▶ _Passage to read_
━━━
Page MenuHomePhabricator

pywikibot's interwikidata.py can't handle projects where the API-reported wikiID differs from the project's globalID
Open, Needs TriagePublicBUG REPORT

Description

This should probably be tagged as "Pywikibot-interwikidata.py" but there doesn't seem to be an available tag for that item.

The Wikibase extension and the Pywikibot-interwikidata.py script both contain strict hard-coded assumptions which, while likely valid on WMF wikis, may break on third-party wikis:

  • T172076: The code assumes that the GlobalID naming convention will be (language code)+(group name) with any hyphens replaced with underscores, It also hard-codes an assumption that the (group name) will always be "wiki*" or "wiktionary" (as WMF project names) and removing that trailing group name will yield the local language code.
  • T221550 : The API and core code assume the local database name (wikiID) can be reported to API clients as a presumed-standard GlobalID which is consistent in format, unique across that entire project and follows all naming conventions. (This won't be fixed at the API level until GlobalID exists in core MW code and, even then, good luck getting externally-hosted projects to update their configs.)
  • T221556 : Furthermore, interwikidata.py assumes there are no individual language wikis in the group which are independently hosted (or which lack access to the common repository). The script takes a list of interwikis from the article, makes an API query for each to see if it's already linked to an item, so that it may treat anything already linked to some other Wikibase Q-item as an interlanguage link conflict. Unfortunately, if the API responds that there is no Wikibase at all behind one language's site, the script does not even attempt to handle this condition and immediately exits - when the proper behaviour should be to treat a "We don't have a lord. We're an autonomous collective." response as there being no conflicting Q-item link on the remote wiki (so OK, no error).

Even if these issues are fixed locally, one problem remains: any externally-hosted wikis will be returning their local database name as WikiID - and that won't match the GlobalID.

That's happening because interwikidata.py presumes the API is providing a GlobalID while the API presumes there is no GlobalID support in core and returns the local database name. That's a design flaw; there are workarounds in other places (such as $wgWBRepoSettings['localClientDatabases']['ptuncyc']='uncyc_pt'; in the Wikibase-repo extension config) but there's no table to map the local database names to the API WikiID to the pywikibot/site.py (which is blindly expecting the WikiID to actually be the GlobalID, always).

Steps to Reproduce:

Install and try to run Pywikibot-interwiki.py on Uncyclopedia. (This will require patching code to address T221556 first, which I shall not address here, and the "home wiki" for the bot will need to be set to one of the languages which has access to the repository.)

There's a (somewhat-broken) Wikidata repository on *.uncyclopedia.info but the project is a mess of independently-hosted languages (such as Russian, Polish, Korean), items on external wiki farms (Italian is on Miraheze?) and entire clusters of wikis (*.uncyclopedia.co) which are separate from anything on the repo.
━━━
Raw records
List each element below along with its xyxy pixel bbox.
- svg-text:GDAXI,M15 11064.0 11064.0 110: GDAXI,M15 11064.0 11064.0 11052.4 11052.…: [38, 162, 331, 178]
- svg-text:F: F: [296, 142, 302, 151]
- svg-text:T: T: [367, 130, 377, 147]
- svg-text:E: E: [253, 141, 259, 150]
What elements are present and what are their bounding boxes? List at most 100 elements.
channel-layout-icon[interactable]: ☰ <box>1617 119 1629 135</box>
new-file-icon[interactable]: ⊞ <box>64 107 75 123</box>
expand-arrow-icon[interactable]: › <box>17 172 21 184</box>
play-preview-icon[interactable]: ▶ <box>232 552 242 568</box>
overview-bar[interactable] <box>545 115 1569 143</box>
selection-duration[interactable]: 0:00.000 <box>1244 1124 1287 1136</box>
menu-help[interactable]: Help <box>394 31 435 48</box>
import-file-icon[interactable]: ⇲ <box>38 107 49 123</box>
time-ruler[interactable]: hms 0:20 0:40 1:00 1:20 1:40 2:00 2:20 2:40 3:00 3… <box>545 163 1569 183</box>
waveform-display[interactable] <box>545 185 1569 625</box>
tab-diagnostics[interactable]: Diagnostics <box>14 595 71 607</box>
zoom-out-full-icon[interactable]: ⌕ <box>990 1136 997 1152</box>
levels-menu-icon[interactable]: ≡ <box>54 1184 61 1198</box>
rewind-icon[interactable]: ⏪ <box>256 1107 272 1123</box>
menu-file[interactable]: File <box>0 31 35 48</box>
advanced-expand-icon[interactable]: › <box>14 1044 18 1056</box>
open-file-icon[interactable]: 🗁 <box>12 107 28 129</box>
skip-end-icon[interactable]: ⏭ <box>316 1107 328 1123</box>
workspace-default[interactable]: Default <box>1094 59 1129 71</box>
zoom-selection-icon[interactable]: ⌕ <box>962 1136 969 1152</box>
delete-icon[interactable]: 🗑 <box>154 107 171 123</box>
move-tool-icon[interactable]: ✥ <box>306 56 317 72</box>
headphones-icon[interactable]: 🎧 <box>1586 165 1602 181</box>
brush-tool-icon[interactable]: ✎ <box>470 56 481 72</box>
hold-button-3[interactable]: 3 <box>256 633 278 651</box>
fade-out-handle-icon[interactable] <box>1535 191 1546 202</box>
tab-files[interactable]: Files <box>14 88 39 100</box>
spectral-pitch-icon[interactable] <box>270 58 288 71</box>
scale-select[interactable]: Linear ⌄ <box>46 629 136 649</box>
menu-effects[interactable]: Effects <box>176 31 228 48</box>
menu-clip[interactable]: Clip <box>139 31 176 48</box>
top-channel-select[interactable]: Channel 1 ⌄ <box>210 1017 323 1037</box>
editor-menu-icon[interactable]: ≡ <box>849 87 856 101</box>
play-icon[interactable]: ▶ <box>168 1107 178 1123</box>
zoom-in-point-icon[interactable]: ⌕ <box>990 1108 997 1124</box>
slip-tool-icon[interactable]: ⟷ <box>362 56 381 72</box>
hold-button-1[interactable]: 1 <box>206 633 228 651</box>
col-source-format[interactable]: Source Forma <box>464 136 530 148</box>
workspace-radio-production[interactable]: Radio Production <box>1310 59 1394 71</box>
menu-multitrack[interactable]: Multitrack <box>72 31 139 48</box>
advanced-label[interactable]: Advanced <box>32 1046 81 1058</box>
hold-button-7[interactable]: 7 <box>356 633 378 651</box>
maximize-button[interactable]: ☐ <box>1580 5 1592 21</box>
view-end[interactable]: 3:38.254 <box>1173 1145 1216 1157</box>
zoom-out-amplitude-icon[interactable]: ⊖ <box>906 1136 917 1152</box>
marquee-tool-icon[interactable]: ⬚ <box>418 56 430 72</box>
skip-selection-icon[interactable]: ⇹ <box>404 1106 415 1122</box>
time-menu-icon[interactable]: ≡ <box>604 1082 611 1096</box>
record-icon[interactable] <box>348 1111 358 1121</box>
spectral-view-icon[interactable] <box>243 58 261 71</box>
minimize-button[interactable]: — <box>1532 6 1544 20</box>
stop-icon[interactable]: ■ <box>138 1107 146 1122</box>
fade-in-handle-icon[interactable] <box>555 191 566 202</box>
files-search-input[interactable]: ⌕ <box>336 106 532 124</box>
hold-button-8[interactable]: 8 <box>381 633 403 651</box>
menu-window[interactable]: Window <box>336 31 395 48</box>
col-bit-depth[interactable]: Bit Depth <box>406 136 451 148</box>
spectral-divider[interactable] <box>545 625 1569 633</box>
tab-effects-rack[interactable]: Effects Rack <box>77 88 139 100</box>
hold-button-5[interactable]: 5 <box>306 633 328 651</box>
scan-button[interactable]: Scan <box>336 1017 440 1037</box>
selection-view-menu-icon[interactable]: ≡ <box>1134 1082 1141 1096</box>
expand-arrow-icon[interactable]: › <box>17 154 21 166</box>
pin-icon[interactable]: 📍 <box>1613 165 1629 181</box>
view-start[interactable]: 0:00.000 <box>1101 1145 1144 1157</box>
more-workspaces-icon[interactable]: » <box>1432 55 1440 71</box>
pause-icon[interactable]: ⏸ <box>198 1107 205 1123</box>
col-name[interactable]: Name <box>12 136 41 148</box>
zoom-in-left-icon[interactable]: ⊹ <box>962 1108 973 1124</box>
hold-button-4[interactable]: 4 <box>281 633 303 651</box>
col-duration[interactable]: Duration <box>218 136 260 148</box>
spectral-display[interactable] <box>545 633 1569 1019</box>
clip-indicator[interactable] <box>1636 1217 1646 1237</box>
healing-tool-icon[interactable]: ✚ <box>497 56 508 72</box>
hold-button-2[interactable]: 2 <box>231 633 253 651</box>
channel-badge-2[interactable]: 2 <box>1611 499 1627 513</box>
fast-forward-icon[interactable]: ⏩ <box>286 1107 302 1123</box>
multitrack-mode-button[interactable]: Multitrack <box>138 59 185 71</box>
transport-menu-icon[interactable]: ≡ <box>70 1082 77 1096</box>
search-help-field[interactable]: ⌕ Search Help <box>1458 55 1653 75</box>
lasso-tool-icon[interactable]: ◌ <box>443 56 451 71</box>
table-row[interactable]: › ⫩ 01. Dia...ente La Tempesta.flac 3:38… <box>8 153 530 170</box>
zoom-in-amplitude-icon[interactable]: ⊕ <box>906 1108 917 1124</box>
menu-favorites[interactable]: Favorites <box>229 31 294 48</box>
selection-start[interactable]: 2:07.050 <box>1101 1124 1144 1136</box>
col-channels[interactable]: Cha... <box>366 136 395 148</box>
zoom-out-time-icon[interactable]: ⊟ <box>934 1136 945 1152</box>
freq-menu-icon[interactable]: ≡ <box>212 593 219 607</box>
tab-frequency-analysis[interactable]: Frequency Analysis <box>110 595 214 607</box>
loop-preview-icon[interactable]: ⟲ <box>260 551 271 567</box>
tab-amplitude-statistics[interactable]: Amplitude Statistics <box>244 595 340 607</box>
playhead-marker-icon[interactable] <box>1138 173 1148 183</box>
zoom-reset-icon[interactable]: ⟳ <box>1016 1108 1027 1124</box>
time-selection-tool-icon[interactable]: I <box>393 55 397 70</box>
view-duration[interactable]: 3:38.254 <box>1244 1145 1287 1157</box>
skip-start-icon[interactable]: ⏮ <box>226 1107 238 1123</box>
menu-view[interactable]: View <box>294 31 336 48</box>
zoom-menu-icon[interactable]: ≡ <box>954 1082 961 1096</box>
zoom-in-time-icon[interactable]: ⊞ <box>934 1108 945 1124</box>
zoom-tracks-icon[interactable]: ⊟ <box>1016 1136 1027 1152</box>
━━━
▶ _Written instruction 1_
Rewrite the listing as a Markdown table with the columns Row and Line, covering everything from the start of the listing down to the line containing "menu-help[interactable]: Help <box>394", and leave out any blank lines.
▶ _Written instruction 2_
Extend the bug report about pywikibot's interwikidata.py and mismatched wiki IDs past its final sentence.
The bug report and the listing have no connection to each other.

▶ _Expected answer 1_
| Row | Line |
|---|---|
| 1 | List each element below along with its xyxy pixel bbox. |
| 2 | - svg-text:GDAXI,M15 11064.0 11064.0 110: GDAXI,M15 11064.0 11064.0 11052.4 11052.…: [38, 162, 331, 178] |
| 3 | - svg-text:F: F: [296, 142, 302, 151] |
| 4 | - svg-text:T: T: [367, 130, 377, 147] |
| 5 | - svg-text:E: E: [253, 141, 259, 150] |
| 6 | What elements are present and what are their bounding boxes? List at most 100 elements. |
| 7 | channel-layout-icon[interactable]: ☰ <box>1617 119 1629 135</box> |
| 8 | new-file-icon[interactable]: ⊞ <box>64 107 75 123</box> |
| 9 | expand-arrow-icon[interactable]: › <box>17 172 21 184</box> |
| 10 | play-preview-icon[interactable]: ▶ <box>232 552 242 568</box> |
| 11 | overview-bar[interactable] <box>545 115 1569 143</box> |
| 12 | selection-duration[interactable]: 0:00.000 <box>1244 1124 1287 1136</box> |
| 13 | menu-help[interactable]: Help <box>394 31 435 48</box> |

▶ _Expected answer 2_
In theory, the Wikibase extension code should be capable of creating an outbound inter-language link to an externally-hosted project if its page and API links are in the sites table. In practice, everything still goes haywire even after the other bugs listed above have been patched (or kludged, or worked around...) as the wikiID being reported by the individual external projects seems to vary widely, depending on who is hosting each individual language.

Actual Results:

Every time a link to the externally-hosted site is found, if the site's API-reported database name doesn't match the expected GlobalID, the script will report "Unknown site:" and the database name reported by the remote API. This prevents the script from creating outbound interlanguage links to that specific externally-hosted site.

Expected Results:

The only easy way to get the desired result (the script can make outbound-only links to externally-hosted languages, even if that doesn't generate a backlink from the external site) is to add a translation table to be consulted in pywikibot/site.py - something like:

def dbName(self):
    """Return the globalID corresponding to this site's internal id."""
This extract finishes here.